RECORDS SUPPLIED >>
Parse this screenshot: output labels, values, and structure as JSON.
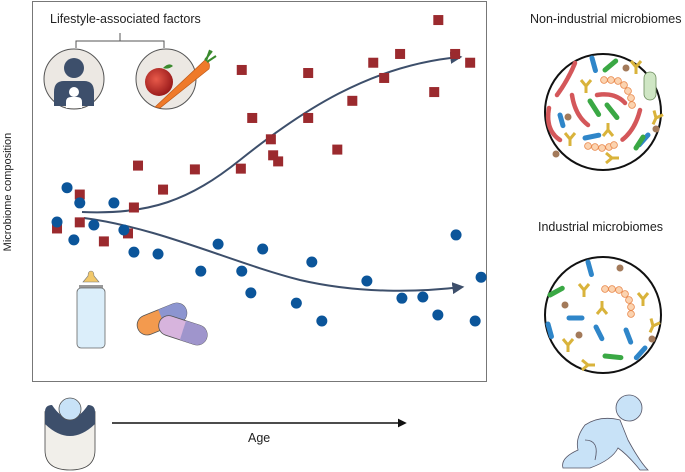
{
  "chart_data": {
    "type": "scatter",
    "title": "",
    "xlabel": "Age",
    "ylabel": "Microbiome composition",
    "xlim": [
      0,
      100
    ],
    "ylim": [
      0,
      100
    ],
    "grid": false,
    "annotation": "Lifestyle-associated factors",
    "series": [
      {
        "name": "Non-industrial microbiomes",
        "marker": "square",
        "color": "#9b2a2e",
        "points": [
          [
            5.5,
            40.3
          ],
          [
            10.5,
            49.2
          ],
          [
            10.5,
            41.9
          ],
          [
            15.8,
            36.9
          ],
          [
            21.1,
            39
          ],
          [
            22.4,
            45.8
          ],
          [
            23.3,
            56.8
          ],
          [
            28.8,
            50.5
          ],
          [
            35.8,
            55.8
          ],
          [
            45.9,
            56
          ],
          [
            46.1,
            81.9
          ],
          [
            52.5,
            63.7
          ],
          [
            53,
            59.5
          ],
          [
            54.1,
            57.9
          ],
          [
            48.4,
            69.3
          ],
          [
            60.7,
            69.3
          ],
          [
            60.7,
            81.1
          ],
          [
            67.1,
            61
          ],
          [
            70.4,
            73.8
          ],
          [
            75,
            83.8
          ],
          [
            77.4,
            79.8
          ],
          [
            80.9,
            86.1
          ],
          [
            88.4,
            76.1
          ],
          [
            89.3,
            95
          ],
          [
            93,
            86.1
          ],
          [
            96.3,
            83.8
          ]
        ],
        "trend": "increasing"
      },
      {
        "name": "Industrial microbiomes",
        "marker": "circle",
        "color": "#0b559a",
        "points": [
          [
            7.7,
            51
          ],
          [
            10.5,
            47
          ],
          [
            18,
            47
          ],
          [
            5.5,
            42
          ],
          [
            9.2,
            37.3
          ],
          [
            13.6,
            41.2
          ],
          [
            20.2,
            39.9
          ],
          [
            22.4,
            34.1
          ],
          [
            27.7,
            33.6
          ],
          [
            37.1,
            29.1
          ],
          [
            40.9,
            36.2
          ],
          [
            46.1,
            29.1
          ],
          [
            48.1,
            23.4
          ],
          [
            50.7,
            34.9
          ],
          [
            58.1,
            20.7
          ],
          [
            61.5,
            31.5
          ],
          [
            63.7,
            16
          ],
          [
            73.6,
            26.5
          ],
          [
            81.3,
            22
          ],
          [
            85.9,
            22.3
          ],
          [
            89.2,
            17.6
          ],
          [
            93.2,
            38.6
          ],
          [
            98.7,
            27.5
          ],
          [
            97.4,
            16
          ]
        ],
        "trend": "decreasing"
      }
    ]
  },
  "panels": {
    "top_label": "Lifestyle-associated factors",
    "y_axis_label": "Microbiome composition",
    "x_axis_label": "Age",
    "right_top_label": "Non-industrial microbiomes",
    "right_bottom_label": "Industrial microbiomes"
  },
  "colors": {
    "square": "#9b2a2e",
    "circle": "#0b559a",
    "trend_line": "#3d4f6b",
    "frame": "#777777"
  },
  "icons": [
    "parent-child-icon",
    "apple-carrot-icon",
    "baby-bottle-icon",
    "pills-icon",
    "newborn-icon",
    "crawling-baby-icon",
    "non-industrial-microbiome-icon",
    "industrial-microbiome-icon"
  ]
}
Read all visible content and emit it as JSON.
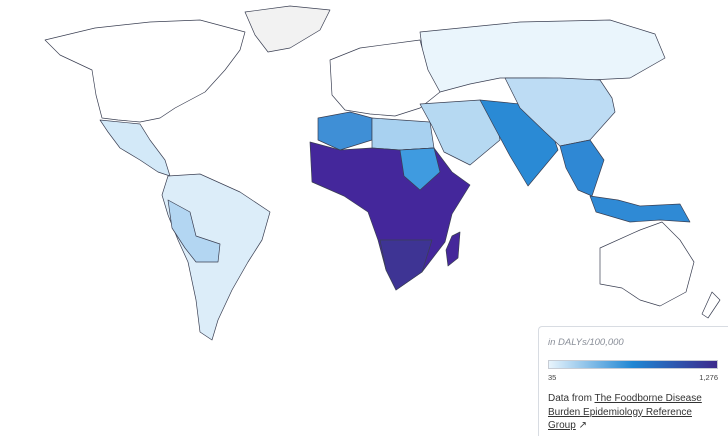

CHALLENGE >>
Return from the data every line that holds "name".

ANSWER TO THIS EXERCISE >>
        "name": "Non-industrial microbiomes",
        "name": "Industrial microbiomes",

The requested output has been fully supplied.